Available data start

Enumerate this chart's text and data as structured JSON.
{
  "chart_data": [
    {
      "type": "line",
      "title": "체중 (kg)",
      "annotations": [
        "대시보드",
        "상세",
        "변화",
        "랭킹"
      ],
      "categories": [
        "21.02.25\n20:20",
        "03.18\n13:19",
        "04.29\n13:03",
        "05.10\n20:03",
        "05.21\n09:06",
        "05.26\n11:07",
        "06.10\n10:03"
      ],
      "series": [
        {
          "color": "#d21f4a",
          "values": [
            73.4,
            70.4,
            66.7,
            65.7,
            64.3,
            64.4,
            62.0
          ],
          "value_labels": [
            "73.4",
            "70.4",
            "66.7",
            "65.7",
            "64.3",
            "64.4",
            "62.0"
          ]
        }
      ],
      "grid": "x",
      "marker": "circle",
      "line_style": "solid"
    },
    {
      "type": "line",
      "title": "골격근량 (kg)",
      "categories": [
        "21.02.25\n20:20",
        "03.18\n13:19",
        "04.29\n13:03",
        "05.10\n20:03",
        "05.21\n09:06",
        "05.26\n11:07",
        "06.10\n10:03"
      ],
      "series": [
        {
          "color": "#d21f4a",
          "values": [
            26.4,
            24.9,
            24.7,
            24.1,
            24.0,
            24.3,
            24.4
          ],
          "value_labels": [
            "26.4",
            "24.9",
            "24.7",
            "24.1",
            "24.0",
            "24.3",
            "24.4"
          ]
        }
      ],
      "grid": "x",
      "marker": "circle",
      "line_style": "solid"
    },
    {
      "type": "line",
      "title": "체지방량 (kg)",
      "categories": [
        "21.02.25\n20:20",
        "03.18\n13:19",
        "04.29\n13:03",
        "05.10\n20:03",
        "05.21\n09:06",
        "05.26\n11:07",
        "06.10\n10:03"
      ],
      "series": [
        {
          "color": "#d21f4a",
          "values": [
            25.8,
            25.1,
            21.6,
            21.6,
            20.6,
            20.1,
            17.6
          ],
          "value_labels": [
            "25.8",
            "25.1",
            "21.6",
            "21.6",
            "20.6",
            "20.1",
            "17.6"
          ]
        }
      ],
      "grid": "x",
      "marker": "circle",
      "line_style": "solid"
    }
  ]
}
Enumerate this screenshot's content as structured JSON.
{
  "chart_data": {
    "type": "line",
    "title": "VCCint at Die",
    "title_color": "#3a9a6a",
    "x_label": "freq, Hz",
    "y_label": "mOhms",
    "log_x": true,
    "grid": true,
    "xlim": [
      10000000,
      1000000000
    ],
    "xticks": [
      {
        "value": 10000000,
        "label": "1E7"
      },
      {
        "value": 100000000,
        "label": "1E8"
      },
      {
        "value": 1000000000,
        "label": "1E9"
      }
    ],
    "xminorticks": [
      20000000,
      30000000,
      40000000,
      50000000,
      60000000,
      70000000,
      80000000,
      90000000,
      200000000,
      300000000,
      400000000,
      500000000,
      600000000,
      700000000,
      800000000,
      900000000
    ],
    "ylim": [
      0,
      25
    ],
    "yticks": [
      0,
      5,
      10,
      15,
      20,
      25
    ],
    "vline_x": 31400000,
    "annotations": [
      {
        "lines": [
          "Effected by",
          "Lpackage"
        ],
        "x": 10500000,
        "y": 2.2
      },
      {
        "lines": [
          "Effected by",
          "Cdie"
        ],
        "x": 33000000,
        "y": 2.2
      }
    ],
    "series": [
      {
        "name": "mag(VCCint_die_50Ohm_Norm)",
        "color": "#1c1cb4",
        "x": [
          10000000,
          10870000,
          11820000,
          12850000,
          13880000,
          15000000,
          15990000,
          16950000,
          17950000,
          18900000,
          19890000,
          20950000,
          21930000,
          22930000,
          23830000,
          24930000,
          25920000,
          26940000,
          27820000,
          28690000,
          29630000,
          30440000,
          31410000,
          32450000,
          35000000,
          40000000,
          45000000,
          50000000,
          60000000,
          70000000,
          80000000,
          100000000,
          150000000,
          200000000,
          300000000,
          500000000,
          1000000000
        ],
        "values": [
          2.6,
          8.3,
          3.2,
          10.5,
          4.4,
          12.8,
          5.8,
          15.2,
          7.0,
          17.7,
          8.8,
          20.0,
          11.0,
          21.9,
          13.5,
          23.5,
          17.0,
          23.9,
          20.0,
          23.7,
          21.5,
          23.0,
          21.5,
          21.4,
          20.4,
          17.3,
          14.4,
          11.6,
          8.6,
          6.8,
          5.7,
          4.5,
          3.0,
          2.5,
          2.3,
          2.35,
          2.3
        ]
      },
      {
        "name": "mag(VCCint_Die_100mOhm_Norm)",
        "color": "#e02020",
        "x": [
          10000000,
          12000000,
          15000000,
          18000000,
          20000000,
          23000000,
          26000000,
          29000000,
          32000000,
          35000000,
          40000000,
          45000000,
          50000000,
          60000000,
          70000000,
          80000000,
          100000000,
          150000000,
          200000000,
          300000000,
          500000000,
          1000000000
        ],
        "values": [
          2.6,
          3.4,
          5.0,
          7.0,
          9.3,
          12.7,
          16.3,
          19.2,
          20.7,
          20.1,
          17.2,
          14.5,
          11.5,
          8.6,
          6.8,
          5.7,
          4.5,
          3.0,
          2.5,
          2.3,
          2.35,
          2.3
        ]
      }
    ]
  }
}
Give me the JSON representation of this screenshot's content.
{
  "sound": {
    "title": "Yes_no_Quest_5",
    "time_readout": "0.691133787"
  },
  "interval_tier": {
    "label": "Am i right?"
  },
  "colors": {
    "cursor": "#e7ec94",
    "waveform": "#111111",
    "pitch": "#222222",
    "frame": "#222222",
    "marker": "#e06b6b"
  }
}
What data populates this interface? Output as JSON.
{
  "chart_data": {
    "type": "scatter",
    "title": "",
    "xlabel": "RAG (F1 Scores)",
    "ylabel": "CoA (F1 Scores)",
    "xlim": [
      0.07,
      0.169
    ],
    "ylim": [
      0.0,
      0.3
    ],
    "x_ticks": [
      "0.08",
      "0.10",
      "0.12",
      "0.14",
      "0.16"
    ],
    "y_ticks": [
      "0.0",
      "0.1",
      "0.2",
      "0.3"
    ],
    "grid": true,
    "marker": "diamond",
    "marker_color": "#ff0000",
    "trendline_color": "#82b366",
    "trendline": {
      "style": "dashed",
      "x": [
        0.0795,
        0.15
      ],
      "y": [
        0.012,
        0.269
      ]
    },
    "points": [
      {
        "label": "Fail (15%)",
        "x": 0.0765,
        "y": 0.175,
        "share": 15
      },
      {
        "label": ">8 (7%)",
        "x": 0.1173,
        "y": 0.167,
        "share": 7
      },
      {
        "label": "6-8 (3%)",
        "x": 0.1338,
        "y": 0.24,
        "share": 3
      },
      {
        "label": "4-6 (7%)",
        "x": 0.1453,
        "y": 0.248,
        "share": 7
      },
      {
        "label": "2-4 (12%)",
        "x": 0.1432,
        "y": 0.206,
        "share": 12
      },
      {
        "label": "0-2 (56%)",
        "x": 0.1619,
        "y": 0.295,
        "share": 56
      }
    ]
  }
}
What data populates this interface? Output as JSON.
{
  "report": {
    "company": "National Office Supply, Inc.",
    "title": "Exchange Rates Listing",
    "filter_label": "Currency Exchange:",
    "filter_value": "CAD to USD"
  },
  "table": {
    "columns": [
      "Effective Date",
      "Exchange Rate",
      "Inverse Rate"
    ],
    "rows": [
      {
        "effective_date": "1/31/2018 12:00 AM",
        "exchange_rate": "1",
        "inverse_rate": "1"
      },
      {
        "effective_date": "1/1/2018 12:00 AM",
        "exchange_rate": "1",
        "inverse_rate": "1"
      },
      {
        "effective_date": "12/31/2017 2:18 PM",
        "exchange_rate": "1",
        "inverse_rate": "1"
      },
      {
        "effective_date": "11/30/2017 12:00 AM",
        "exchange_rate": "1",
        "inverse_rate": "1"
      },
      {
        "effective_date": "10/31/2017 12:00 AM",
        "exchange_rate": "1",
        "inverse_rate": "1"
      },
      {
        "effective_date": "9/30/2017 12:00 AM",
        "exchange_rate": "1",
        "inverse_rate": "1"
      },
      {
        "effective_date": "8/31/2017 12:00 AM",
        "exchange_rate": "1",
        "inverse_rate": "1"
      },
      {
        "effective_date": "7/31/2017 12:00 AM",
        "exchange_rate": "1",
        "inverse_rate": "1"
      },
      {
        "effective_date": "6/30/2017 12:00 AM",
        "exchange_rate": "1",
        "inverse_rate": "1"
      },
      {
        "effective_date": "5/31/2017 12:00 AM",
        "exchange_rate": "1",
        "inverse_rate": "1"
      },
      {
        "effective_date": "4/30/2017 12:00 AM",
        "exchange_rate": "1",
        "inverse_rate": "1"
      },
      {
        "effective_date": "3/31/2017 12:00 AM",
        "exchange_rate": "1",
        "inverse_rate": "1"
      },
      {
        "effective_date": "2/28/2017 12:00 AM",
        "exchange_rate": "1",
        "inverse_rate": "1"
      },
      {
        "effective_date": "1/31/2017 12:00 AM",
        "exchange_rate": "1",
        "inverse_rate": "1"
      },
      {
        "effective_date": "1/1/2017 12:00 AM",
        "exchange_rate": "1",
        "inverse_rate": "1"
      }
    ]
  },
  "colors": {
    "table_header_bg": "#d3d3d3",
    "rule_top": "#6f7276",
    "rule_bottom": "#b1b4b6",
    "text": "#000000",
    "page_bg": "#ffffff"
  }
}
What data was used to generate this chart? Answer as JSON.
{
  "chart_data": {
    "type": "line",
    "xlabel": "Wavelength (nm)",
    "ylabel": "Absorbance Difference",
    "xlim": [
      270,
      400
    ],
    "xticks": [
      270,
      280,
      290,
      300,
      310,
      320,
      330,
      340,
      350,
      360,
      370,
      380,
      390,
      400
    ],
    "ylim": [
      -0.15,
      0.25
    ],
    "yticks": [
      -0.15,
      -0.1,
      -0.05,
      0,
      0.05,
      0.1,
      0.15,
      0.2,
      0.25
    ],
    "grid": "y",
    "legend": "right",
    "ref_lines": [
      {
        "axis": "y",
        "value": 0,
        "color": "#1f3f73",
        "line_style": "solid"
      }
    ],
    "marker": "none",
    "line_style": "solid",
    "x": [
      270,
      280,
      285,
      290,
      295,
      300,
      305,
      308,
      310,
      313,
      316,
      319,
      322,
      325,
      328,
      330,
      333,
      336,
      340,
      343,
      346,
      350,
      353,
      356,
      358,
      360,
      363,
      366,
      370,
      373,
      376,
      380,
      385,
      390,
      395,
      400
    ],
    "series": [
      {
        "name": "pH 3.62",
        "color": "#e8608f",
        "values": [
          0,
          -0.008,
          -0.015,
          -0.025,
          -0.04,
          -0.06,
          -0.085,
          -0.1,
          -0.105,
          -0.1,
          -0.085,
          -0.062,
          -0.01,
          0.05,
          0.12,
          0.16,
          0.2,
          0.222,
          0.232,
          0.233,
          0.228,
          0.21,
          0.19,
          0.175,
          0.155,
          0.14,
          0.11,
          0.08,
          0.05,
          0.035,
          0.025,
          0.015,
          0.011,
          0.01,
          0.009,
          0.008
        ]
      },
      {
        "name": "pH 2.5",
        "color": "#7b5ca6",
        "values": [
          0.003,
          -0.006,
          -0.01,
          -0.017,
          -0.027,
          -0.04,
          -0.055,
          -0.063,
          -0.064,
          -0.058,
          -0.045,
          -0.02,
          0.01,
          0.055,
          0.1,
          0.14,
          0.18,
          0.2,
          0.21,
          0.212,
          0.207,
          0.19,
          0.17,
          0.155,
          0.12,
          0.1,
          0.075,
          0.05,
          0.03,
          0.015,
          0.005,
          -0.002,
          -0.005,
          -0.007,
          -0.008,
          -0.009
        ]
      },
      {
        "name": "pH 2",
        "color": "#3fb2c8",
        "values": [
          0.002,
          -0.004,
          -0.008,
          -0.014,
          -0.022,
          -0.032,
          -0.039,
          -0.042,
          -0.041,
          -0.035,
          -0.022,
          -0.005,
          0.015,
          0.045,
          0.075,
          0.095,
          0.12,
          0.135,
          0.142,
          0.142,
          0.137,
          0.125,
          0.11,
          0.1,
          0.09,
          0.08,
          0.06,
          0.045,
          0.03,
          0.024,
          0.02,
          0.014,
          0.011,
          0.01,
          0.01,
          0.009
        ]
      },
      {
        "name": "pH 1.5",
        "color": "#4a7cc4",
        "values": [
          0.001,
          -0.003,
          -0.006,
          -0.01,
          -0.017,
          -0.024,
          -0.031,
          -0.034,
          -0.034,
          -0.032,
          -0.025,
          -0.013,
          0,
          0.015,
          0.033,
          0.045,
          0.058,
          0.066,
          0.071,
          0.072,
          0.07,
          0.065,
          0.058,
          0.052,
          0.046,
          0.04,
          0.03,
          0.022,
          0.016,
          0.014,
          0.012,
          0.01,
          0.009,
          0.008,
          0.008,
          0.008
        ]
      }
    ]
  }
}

Available data end

Select every line where the word "JSON" occurs.

Enumerate this chart's text and data as structured JSON.
Enumerate this screenshot's content as structured JSON.
Give me the JSON representation of this screenshot's content.
What data populates this interface? Output as JSON.
What data populates this interface? Output as JSON.
What data was used to generate this chart? Answer as JSON.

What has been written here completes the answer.